Exercise requirements => On how many lines of the records below does the string "JSON" appear? Reply with only the number.

═════ Provided records

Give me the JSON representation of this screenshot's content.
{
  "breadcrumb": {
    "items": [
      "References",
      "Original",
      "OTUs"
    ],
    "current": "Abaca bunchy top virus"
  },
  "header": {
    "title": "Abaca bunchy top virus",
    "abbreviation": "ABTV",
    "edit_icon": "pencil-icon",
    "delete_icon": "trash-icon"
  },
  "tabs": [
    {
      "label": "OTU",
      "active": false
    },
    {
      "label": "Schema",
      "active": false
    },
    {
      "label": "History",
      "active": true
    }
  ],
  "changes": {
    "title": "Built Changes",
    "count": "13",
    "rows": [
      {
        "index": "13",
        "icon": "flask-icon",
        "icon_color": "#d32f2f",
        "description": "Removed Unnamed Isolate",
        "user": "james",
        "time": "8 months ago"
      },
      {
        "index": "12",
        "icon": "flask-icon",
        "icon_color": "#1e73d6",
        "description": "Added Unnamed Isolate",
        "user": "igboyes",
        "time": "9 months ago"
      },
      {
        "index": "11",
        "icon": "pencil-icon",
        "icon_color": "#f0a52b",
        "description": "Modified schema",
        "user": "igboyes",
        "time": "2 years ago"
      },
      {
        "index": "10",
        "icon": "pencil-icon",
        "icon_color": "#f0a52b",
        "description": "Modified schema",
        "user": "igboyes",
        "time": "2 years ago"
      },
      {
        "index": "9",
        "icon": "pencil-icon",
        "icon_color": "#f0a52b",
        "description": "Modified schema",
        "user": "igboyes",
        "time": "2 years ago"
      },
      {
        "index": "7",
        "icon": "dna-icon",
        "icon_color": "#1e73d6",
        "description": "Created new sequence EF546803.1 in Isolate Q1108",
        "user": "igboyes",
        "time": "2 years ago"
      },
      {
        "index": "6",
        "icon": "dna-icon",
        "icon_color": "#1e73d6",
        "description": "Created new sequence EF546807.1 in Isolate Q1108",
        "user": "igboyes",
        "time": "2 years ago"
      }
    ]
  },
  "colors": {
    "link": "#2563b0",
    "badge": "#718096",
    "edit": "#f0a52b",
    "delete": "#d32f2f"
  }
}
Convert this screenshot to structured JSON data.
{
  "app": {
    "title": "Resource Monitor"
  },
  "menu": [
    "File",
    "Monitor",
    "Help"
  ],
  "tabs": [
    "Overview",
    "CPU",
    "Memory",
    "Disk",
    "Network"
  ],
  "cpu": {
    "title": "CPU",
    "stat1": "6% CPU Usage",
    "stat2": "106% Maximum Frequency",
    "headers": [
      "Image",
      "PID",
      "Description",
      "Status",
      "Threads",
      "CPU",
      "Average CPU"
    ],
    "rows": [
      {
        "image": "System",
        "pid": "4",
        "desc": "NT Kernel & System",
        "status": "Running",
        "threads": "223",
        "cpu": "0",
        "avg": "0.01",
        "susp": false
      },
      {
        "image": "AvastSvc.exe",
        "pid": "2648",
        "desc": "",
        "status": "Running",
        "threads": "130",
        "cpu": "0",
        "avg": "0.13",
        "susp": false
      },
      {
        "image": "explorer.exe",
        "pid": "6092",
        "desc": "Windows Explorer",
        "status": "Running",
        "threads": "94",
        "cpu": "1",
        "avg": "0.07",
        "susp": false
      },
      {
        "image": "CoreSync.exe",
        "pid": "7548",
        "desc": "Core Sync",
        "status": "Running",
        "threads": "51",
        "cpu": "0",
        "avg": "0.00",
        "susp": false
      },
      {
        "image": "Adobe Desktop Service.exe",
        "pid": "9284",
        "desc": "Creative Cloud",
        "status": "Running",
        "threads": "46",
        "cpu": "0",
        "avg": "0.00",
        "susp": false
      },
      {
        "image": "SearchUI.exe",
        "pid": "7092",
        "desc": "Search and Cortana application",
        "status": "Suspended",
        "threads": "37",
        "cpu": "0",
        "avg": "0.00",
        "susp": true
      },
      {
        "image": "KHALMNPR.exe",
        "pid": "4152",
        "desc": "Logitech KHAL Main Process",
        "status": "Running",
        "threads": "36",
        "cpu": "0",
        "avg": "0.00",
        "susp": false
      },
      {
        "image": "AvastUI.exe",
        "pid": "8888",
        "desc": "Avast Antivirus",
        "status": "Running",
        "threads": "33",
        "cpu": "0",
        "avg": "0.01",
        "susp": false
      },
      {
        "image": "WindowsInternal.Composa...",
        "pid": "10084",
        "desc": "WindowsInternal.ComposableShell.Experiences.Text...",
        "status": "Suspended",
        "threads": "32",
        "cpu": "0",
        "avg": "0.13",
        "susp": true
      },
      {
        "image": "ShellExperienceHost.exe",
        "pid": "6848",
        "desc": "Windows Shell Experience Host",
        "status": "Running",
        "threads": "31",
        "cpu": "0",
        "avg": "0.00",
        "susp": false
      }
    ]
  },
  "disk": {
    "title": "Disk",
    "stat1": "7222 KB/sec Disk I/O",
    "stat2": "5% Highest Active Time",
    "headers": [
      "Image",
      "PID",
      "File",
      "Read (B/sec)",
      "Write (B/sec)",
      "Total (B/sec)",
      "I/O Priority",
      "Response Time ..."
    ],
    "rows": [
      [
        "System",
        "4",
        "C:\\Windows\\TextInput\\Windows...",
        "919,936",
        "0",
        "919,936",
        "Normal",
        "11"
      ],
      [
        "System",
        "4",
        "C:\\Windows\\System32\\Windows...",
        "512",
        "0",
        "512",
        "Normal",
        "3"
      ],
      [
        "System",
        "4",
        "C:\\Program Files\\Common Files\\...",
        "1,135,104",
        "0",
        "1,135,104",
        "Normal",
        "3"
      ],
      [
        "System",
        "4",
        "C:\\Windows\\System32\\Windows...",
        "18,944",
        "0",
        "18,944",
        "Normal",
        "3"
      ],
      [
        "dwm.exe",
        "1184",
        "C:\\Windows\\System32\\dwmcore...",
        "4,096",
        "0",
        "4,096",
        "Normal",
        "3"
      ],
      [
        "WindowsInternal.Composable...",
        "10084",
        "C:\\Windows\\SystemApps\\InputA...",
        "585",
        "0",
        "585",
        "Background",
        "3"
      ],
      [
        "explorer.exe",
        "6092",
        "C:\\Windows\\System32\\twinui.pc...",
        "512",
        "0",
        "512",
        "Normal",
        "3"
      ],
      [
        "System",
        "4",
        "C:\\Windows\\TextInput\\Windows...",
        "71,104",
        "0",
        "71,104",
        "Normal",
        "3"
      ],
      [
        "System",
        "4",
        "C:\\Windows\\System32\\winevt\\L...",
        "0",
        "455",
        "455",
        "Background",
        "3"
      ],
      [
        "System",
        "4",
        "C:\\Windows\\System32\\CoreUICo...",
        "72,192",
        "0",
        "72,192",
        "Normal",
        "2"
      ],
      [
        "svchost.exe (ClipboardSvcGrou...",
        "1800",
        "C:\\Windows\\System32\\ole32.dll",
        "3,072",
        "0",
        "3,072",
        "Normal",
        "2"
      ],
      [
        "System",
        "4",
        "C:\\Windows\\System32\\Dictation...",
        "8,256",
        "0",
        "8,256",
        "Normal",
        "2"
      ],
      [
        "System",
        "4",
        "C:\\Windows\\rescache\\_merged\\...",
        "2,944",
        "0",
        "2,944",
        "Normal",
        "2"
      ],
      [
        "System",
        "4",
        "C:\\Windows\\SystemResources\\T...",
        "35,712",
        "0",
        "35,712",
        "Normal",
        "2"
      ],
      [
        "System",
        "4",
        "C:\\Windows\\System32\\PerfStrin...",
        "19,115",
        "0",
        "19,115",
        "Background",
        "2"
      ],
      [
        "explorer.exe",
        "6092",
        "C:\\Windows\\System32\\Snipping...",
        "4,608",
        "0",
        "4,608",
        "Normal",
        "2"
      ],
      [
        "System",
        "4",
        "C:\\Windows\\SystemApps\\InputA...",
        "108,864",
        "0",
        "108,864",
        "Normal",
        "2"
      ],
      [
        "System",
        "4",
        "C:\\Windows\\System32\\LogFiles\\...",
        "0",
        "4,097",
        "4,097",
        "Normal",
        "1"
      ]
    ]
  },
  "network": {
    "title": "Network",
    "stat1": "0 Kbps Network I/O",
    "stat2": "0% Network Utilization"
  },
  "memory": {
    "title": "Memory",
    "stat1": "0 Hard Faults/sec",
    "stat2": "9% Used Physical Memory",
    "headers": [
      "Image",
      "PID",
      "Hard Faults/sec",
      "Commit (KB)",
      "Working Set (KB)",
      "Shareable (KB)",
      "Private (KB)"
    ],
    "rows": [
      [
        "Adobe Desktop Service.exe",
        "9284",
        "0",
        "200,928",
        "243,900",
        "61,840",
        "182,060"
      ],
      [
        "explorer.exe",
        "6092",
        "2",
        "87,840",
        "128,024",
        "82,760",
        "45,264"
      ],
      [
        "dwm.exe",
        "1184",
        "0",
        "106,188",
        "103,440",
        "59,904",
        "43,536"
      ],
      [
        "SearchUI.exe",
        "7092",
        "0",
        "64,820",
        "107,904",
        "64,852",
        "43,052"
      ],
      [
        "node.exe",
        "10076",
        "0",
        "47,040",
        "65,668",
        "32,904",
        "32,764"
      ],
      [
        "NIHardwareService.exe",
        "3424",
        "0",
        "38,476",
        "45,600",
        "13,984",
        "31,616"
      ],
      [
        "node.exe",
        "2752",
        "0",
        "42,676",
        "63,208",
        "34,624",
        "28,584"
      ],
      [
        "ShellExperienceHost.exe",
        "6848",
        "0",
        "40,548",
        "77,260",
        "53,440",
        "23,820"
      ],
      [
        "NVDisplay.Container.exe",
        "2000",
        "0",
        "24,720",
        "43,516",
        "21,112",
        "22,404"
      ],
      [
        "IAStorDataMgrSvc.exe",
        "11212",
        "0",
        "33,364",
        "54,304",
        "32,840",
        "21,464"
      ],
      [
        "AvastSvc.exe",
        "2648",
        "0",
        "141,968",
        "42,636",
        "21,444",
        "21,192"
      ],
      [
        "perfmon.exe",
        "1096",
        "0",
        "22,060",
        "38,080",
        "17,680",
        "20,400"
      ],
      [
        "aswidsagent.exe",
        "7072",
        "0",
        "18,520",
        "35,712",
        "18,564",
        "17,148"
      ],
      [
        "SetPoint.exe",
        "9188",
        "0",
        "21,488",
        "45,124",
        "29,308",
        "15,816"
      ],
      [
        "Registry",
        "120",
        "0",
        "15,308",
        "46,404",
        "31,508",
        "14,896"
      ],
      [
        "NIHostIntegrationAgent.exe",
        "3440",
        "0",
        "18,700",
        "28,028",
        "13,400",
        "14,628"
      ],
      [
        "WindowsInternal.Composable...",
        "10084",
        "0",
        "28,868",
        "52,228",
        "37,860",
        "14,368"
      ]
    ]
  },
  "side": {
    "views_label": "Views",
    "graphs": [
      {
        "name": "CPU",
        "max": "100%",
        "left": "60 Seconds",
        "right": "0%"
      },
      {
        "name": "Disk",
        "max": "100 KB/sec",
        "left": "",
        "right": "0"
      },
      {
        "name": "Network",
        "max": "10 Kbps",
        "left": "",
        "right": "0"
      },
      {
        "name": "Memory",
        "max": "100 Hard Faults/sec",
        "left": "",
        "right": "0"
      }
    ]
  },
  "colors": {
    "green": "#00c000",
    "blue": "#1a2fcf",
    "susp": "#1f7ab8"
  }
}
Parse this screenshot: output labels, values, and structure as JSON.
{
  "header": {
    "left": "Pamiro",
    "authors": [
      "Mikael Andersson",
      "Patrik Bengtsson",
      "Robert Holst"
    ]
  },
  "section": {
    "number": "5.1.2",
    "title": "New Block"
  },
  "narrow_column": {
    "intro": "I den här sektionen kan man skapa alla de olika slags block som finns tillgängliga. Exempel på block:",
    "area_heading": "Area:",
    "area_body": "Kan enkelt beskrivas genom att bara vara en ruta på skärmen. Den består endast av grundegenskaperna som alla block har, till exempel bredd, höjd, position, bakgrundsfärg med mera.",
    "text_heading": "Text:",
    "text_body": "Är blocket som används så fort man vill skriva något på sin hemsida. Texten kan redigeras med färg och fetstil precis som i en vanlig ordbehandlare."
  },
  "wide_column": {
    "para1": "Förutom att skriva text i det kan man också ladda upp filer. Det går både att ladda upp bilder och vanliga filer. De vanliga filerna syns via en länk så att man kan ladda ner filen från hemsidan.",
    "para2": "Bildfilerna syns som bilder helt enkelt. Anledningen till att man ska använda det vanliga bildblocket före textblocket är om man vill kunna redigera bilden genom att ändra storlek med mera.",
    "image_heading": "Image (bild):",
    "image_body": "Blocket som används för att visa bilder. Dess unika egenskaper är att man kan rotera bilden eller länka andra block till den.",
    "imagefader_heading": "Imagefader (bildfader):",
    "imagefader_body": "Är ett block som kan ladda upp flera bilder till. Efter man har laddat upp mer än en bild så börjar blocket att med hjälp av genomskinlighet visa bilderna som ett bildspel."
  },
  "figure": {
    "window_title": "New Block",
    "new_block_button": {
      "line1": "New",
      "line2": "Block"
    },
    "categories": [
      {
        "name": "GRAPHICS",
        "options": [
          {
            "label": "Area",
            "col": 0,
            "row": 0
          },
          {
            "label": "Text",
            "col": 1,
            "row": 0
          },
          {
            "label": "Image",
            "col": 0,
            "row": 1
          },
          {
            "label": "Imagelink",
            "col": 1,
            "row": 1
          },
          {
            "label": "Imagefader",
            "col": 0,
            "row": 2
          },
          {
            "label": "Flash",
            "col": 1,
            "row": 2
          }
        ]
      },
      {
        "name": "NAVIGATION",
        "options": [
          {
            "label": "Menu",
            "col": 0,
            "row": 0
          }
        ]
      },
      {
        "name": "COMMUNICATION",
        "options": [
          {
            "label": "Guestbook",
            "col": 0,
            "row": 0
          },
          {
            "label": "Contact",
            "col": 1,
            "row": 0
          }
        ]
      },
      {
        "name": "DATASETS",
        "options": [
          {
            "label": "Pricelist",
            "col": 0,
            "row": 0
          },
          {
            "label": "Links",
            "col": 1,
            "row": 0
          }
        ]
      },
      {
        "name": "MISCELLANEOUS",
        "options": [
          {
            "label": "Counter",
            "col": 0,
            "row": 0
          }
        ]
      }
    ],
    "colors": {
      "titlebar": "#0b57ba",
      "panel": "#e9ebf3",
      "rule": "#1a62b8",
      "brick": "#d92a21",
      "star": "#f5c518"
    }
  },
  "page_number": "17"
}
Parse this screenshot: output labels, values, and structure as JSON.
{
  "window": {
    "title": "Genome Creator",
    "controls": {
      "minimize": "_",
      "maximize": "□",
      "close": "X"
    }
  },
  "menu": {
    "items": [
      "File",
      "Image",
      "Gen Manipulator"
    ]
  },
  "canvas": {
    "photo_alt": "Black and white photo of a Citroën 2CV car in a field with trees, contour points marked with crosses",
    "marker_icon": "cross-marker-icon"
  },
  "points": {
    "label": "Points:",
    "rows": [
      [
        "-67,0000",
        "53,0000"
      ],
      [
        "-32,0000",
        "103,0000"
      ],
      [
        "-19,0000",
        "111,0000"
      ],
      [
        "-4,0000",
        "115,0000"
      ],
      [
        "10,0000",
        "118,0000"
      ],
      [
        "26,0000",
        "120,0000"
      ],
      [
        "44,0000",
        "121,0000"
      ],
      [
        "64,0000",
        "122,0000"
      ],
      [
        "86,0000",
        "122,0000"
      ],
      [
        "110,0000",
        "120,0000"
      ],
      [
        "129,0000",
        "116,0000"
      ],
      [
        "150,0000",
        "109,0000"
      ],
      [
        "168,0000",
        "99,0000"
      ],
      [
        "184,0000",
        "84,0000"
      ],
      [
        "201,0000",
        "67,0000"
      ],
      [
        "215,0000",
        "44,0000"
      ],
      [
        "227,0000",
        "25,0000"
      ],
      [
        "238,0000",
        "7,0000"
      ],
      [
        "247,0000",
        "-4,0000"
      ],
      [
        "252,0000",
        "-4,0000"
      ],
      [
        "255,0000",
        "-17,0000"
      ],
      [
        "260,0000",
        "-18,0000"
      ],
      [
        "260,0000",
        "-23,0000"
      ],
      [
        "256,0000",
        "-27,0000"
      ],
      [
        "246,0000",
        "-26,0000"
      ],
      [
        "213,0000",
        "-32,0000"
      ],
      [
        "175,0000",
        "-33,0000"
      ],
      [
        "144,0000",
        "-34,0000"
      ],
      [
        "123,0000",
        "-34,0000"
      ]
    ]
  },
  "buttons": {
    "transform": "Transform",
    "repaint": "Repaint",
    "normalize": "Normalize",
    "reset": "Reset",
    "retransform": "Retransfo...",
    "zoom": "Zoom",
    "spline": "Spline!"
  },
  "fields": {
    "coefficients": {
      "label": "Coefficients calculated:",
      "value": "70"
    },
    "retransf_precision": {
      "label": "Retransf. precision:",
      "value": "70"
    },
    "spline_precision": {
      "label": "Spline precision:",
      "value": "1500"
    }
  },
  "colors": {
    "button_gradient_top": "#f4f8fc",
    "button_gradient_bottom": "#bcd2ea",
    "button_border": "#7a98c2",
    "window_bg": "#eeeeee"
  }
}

══════════

Expected answer => 4